PASSAGE GIVEN:
Financial Services Commission of Ontario
Neutral Citation: 2016 ONFSCDRS 22 FSCO A13-012922
BETWEEN:
JEYASUNTHER PARANSOTHY Applicant
and
UNIFUND ASSURANCE COMPANY Insurer
DECISION ON A MOTION
Before: Arbitrator Cheryl Gaster
Heard: By teleconference on October 1, 2015 and written submissions due November 13, 2015
Appearances: Mr. Jeyasunther Paransothy did not participate Ms. Meredith Harper for Unifund Assurance Company
Issues:
The Applicant, Mr. Jeyasunther Paransothy, was injured in a motor vehicle accident on December 14, 2010, and sought accident benefits from Unifund Assurance Company (“Unifund”), payable under the Schedule.1 The parties were unable to resolve their disputes through mediation and Mr. Paransothy, through his representative, applied for arbitration at the Financial Services Commission of Ontario under the Insurance Act, R.S.O. 1990, c. I.8, as amended.
The issues in this Motion are:
Should Mr. Paransothy’s Application for Arbitration (“Application”) be dismissed without a Hearing on the grounds that it is frivolous, vexatious or commenced in bad faith pursuant to Rule 68 of the Dispute Resolution Practice Code (“the Code”)?

WRITTEN TASKS:
**a.** Summarize the motion decision in two sentences.
**b.** Report every line of the listing below that contains the string "disc".

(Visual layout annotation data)
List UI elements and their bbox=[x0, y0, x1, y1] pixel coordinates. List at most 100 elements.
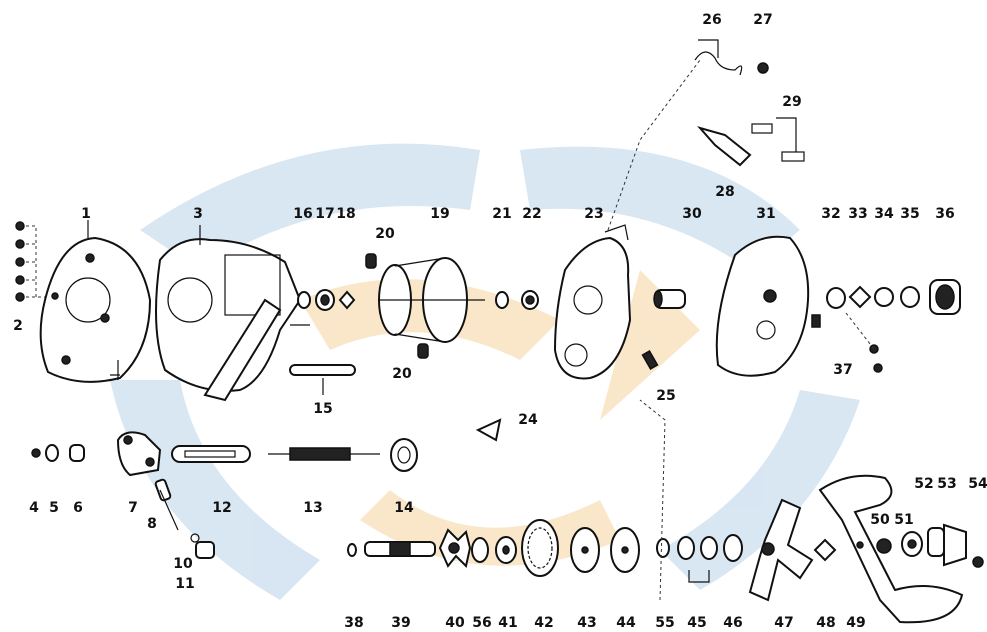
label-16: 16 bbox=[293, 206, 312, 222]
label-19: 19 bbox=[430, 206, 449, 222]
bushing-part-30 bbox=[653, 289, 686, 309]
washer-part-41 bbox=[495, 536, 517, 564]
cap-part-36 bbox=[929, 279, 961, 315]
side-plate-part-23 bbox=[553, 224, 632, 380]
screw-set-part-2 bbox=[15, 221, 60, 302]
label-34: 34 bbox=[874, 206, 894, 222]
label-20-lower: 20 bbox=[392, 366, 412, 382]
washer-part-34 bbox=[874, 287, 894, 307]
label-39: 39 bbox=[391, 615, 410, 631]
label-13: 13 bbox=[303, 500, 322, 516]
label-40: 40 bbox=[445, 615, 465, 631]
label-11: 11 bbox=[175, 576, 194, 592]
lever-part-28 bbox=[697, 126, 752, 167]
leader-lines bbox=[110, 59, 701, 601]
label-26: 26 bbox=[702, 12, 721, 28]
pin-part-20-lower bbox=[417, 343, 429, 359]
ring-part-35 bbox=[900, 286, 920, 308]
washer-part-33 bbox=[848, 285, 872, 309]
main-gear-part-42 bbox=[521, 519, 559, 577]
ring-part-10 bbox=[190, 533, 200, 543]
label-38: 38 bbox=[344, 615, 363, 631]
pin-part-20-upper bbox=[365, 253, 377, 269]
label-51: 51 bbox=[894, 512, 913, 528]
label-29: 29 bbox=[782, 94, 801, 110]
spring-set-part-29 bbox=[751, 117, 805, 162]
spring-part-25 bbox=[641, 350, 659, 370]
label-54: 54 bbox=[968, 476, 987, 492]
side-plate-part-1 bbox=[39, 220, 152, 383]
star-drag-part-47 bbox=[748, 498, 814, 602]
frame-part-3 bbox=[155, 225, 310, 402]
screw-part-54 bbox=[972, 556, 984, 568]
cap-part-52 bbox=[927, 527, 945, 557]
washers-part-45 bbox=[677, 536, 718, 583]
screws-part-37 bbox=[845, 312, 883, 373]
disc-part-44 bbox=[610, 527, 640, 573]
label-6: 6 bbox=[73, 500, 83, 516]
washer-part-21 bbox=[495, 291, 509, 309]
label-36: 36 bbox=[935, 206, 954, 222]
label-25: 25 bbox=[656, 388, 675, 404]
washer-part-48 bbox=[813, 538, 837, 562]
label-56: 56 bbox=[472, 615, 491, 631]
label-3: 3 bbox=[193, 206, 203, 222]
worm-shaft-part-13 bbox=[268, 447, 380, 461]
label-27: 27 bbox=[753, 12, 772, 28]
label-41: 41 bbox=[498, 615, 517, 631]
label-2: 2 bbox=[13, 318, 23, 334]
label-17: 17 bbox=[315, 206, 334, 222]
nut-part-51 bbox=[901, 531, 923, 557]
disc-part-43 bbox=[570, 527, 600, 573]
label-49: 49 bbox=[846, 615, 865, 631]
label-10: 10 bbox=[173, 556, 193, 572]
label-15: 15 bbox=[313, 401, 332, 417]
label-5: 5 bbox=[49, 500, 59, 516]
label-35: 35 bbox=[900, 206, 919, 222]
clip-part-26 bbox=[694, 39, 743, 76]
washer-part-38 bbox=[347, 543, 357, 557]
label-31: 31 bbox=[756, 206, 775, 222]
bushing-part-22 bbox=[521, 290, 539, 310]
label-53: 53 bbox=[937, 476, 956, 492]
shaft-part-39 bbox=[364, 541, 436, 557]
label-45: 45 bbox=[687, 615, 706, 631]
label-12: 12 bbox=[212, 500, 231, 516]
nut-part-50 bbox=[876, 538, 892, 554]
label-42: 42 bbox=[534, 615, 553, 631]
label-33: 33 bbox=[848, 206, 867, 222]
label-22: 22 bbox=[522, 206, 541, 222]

ANSWERS FOR THE EXERCISE:
**a.** Mr. Jeyasunther Paransothy was injured in a motor vehicle accident on December 14, 2010, sought accident benefits from Unifund Assurance Company, and applied for arbitration at the Financial Services Commission of Ontario after mediation failed to resolve the disputes. The motion asks whether his Application for Arbitration should be dismissed without a hearing as frivolous, vexatious or commenced in bad faith under Rule 68 of the Dispute Resolution Practice Code.

**b.**
disc-part-44 bbox=[610, 527, 640, 573]
disc-part-43 bbox=[570, 527, 600, 573]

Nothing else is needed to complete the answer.